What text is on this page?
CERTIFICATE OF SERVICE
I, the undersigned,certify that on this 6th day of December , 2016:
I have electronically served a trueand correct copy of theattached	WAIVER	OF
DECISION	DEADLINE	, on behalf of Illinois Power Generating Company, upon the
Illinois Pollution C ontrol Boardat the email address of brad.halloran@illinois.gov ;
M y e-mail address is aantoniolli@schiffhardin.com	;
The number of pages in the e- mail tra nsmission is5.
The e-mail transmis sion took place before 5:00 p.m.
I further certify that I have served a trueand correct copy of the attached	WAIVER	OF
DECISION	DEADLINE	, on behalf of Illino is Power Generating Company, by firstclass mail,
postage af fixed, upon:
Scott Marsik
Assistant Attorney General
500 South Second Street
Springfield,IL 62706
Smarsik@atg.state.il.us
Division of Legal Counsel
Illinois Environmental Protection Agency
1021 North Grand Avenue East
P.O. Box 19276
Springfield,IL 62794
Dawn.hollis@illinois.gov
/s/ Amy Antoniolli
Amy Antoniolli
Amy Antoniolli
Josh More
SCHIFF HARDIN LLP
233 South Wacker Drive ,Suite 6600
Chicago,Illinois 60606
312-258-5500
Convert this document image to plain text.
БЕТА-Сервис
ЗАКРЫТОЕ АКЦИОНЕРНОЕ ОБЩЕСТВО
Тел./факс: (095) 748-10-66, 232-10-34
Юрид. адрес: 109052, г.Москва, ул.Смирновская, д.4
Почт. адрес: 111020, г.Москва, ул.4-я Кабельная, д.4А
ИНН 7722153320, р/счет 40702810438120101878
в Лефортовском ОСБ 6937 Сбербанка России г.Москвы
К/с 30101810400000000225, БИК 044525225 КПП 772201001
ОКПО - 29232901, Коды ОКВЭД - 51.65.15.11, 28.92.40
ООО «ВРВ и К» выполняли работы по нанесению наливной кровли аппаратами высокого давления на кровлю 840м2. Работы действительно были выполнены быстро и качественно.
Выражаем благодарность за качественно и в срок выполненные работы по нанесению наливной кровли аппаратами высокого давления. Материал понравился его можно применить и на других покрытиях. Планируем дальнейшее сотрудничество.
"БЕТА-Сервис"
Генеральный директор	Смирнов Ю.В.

▶ [Task to complete]: From the entries, copy out each line containing the word "DEADLINE".

▶ [Written reply]:
DECISION	DEADLINE	, on behalf of Illinois Power Generating Company, upon the
DECISION	DEADLINE	, on behalf of Illino is Power Generating Company, by firstclass mail,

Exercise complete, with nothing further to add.